● TASK DETAILS
Pick out the lines in the listing below that contain the word "title" and copy them.

[Dataset records]
▬▬▬

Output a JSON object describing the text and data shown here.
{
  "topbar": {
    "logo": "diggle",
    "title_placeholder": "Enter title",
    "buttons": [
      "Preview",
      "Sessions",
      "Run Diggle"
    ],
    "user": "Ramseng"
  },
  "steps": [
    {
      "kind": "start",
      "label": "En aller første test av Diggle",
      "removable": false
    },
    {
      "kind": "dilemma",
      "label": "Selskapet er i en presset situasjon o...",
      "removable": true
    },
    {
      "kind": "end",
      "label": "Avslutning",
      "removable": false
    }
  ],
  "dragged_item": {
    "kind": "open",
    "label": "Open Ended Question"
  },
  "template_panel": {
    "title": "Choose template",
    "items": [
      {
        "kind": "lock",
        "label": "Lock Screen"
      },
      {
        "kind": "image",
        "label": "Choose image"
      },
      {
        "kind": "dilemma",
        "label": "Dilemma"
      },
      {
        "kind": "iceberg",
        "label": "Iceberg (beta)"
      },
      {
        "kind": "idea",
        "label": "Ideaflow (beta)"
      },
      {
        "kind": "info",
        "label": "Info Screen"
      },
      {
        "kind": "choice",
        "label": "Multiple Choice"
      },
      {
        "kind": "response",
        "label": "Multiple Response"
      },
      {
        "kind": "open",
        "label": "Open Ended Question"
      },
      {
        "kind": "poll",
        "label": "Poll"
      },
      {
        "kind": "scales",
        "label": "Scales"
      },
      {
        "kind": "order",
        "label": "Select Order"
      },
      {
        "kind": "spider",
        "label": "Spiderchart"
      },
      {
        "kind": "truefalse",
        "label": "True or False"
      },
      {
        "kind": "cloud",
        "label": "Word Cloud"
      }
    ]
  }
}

▬▬▬

● CORRECT RESPONSE
    "title_placeholder": "Enter title",
    "title": "Choose template",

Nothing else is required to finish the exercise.